Poursuivez, s'il vous plaît, l'avis de lecture ci-dessous sur le dieu suprême d'une série de livres, en partant de sa dernière phrase.

== Texte de l'exercice ==

Je l'attendais au tournant. Depuis la fin du 2è tome, je me demandais ce qu'il trouverait comme dieu suprême. J'étais sceptique, et j'avoue que ce dieu me plaît. Enfin, la première fin me plaît (elle est subtile, intelligente et même poétique), la dernière fin me semble totalement stupide, pratiquement injurieuse... en tout cas, d'un ridicule... Comme dit un commentaire sur fnac.com, le livre aurait dû s'arrêter à la page 452. C'est dommage parce que certaines choses sont vraiment bien vues (les raconter serait un chouette spoiler malheureusement, donc je m'abstiendrais).

===
== Matériel fourni ==

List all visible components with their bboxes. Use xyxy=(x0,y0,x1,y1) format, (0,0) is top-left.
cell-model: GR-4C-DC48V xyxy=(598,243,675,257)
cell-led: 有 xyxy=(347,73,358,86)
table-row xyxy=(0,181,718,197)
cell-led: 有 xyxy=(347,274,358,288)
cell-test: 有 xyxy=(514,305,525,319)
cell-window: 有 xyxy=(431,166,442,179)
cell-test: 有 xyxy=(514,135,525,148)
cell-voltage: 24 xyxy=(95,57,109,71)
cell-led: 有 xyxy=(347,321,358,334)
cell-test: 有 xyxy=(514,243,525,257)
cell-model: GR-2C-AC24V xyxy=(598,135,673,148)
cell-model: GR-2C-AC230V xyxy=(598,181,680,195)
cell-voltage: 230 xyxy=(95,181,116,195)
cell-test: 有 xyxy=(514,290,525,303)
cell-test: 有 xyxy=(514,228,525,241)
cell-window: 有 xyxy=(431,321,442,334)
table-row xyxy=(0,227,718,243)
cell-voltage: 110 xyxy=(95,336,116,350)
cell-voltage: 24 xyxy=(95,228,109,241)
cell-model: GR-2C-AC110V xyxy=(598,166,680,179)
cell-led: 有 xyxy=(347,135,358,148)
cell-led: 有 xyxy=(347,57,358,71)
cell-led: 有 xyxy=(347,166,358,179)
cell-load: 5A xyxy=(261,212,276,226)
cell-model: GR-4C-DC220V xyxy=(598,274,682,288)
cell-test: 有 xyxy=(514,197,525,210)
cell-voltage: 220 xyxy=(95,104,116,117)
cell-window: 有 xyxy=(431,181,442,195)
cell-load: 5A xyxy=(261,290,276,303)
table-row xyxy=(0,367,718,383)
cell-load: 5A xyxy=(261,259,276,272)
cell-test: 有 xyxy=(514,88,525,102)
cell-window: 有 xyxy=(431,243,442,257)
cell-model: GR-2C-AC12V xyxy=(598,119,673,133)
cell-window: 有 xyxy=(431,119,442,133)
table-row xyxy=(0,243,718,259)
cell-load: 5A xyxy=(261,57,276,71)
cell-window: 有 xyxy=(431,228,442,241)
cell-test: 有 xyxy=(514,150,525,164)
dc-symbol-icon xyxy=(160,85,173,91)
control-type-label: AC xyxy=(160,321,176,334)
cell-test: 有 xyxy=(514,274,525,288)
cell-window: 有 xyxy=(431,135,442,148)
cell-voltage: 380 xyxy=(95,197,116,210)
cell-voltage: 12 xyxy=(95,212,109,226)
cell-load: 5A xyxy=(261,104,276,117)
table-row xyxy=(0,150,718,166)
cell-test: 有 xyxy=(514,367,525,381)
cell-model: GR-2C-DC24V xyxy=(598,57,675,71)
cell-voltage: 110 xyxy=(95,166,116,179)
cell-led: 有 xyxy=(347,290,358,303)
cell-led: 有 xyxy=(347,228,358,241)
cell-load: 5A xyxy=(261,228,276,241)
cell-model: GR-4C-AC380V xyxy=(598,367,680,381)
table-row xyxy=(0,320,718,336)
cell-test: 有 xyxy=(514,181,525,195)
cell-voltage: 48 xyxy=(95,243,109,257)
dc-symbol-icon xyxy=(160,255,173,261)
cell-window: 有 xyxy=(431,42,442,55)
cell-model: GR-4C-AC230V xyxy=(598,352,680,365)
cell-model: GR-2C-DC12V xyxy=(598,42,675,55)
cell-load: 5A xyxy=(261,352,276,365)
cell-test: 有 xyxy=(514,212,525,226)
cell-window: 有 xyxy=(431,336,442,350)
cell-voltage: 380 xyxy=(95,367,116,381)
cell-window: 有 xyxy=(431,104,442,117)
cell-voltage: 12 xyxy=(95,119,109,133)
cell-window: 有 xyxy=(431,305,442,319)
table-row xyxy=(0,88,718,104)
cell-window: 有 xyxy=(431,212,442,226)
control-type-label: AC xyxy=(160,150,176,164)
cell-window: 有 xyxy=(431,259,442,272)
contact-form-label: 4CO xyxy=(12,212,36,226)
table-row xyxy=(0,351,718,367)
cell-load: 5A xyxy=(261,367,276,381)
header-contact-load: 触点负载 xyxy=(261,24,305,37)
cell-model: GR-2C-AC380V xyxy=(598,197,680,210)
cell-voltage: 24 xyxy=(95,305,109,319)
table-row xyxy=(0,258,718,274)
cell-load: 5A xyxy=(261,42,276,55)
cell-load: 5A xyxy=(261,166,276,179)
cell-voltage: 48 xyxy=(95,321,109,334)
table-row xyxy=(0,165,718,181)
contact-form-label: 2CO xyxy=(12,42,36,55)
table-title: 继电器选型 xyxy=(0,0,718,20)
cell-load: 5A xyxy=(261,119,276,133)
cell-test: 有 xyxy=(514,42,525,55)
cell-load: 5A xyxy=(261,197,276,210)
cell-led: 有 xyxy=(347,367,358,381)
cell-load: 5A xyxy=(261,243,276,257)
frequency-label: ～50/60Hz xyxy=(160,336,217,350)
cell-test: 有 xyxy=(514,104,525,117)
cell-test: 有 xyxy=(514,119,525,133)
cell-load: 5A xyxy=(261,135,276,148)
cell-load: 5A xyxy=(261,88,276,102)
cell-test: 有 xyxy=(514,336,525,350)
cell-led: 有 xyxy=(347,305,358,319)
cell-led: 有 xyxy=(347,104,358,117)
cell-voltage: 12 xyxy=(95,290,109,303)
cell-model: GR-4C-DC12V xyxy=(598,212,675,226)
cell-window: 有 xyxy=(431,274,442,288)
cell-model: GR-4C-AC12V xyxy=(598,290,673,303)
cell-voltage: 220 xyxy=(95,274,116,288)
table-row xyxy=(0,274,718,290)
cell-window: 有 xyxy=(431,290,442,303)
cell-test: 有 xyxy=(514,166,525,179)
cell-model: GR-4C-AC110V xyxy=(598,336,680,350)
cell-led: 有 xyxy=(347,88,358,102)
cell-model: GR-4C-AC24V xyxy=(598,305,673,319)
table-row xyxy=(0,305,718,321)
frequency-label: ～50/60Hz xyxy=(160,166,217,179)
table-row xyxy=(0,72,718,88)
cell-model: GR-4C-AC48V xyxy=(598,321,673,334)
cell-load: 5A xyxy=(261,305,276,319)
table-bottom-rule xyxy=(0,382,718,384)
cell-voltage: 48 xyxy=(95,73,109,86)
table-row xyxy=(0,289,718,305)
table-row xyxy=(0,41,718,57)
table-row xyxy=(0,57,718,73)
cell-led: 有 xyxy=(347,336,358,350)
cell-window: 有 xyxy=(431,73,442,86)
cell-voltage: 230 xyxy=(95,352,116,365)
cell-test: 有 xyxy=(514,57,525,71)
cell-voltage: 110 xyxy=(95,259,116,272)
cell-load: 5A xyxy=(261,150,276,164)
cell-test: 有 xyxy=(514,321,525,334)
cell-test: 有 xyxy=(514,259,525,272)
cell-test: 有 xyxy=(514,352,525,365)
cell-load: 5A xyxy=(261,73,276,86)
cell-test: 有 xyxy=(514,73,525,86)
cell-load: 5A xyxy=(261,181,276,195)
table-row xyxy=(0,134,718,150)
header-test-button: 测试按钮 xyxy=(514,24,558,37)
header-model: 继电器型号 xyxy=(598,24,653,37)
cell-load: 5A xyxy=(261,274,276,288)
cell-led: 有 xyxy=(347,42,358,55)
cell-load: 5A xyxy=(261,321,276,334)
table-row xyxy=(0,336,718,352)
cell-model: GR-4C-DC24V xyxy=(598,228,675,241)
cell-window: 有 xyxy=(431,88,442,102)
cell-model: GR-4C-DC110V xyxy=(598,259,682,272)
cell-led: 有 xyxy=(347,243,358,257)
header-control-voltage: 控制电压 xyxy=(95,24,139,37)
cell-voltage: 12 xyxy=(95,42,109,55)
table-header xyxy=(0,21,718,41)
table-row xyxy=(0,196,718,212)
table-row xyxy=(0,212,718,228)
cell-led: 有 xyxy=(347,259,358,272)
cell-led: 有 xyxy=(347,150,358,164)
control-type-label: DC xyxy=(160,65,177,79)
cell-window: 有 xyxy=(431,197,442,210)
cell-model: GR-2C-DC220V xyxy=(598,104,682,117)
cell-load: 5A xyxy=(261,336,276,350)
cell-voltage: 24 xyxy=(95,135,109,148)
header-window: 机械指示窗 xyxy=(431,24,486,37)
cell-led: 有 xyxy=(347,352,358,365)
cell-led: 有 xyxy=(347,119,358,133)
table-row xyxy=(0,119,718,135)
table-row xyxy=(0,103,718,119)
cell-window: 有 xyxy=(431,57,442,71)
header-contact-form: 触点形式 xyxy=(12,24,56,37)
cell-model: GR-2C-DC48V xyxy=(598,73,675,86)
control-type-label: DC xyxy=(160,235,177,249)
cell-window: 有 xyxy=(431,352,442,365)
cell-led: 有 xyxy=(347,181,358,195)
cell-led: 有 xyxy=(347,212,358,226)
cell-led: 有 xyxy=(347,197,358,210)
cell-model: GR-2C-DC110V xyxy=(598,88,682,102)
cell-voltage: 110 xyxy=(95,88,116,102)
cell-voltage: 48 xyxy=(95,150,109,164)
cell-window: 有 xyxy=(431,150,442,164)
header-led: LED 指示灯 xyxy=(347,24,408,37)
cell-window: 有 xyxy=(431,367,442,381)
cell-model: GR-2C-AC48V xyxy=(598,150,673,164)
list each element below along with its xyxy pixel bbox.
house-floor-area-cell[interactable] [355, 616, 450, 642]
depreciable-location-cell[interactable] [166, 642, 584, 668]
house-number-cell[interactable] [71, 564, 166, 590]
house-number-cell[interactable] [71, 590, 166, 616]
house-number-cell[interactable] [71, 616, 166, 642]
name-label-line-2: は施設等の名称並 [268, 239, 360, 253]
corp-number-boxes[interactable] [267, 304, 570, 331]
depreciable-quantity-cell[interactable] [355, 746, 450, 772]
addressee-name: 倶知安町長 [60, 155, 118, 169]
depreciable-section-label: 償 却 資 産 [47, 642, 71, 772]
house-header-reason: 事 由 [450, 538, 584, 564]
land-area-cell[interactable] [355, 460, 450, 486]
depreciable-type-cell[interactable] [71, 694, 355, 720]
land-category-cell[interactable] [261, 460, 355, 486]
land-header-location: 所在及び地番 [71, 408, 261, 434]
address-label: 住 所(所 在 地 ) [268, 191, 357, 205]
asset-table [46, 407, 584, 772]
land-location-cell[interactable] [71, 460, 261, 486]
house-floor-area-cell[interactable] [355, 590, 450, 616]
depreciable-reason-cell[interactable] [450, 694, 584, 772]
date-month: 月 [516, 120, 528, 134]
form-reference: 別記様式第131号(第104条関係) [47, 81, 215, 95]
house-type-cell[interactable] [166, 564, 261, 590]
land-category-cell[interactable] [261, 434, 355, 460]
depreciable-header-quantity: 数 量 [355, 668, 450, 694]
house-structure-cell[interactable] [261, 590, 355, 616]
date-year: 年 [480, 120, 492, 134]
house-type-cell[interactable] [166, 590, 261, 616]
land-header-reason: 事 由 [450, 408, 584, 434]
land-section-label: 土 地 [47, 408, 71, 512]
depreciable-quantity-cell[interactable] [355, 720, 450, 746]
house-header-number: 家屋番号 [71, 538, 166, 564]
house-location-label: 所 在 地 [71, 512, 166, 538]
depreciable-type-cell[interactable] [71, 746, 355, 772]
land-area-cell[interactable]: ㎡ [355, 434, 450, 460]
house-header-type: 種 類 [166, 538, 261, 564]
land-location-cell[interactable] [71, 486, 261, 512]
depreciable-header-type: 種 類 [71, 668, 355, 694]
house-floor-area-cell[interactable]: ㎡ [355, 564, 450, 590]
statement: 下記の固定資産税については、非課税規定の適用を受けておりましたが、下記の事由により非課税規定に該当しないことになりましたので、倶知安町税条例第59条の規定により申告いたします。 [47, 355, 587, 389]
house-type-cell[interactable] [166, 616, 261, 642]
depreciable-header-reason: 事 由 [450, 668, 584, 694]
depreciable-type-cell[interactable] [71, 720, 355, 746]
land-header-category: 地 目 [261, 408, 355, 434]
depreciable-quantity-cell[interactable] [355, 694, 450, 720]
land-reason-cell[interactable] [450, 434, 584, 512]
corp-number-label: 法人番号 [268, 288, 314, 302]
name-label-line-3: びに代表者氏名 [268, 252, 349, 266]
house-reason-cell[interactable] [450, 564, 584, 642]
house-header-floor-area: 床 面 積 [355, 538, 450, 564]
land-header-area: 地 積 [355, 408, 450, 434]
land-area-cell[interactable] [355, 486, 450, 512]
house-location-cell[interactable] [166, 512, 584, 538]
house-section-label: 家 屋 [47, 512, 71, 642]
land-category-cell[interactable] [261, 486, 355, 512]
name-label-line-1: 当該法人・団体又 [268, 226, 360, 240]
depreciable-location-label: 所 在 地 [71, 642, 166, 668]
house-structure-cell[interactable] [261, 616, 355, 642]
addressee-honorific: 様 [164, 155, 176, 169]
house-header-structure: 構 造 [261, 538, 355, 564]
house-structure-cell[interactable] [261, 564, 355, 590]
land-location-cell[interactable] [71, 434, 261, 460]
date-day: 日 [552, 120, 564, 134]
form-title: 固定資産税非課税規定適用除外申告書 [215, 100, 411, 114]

===

**Zone de réponse:**
Alors oui, on peut balancer quelques duretés vis-à-vis de Bernard Werber. On commence par une trilogie sur « après la mort » : tome 1, les expériences « Near death », tome 2, les anges, tome 3... ah, le tome 3, c'est une trilogie à elle-seule. Je ne sais pas si je dois trouver l'idée géniale, ou si je dois trouver Bernard Werber un peu gonflé (limite commercial à vouloir vendre plein de romans sur les dieux). Ensuite, on retrouve des références de ses bouquins dans les autres. On était déjà habitué avec l'ESRA (« Encyclopédie du Savoir Relatif et Absolu), c'était sympa. Mais là, ça fait un peu beaucoup. Par exemple, dans ce dernier tome, Michael Pinson va se rappeler une anecdote du « Papillon des étoiles », va parler de l'arbre des possibles. Sans vouloir dévoiler l'intrigue, on peut quand même dire qu'il va aussi rédiger un livre intitulé... « Le royaume des Dieux ». Un peu gonflé non ? ou alors une trouvaille intéressante. Voilà, c'est ce qui me dérange le plus avec Bernard Werber. Je ne sais plus si je dois l'aimer ou pas. Pour « Les fourmis », oui, c'est clair, c'est une oeuvre magnifique. Pour la trilogie des Dieux... j'avoue que je ne sais pas.

Bref, son prochain roman a intérêt à m'éblouir s'il ne veut pas tomber dans mon oubli personnel.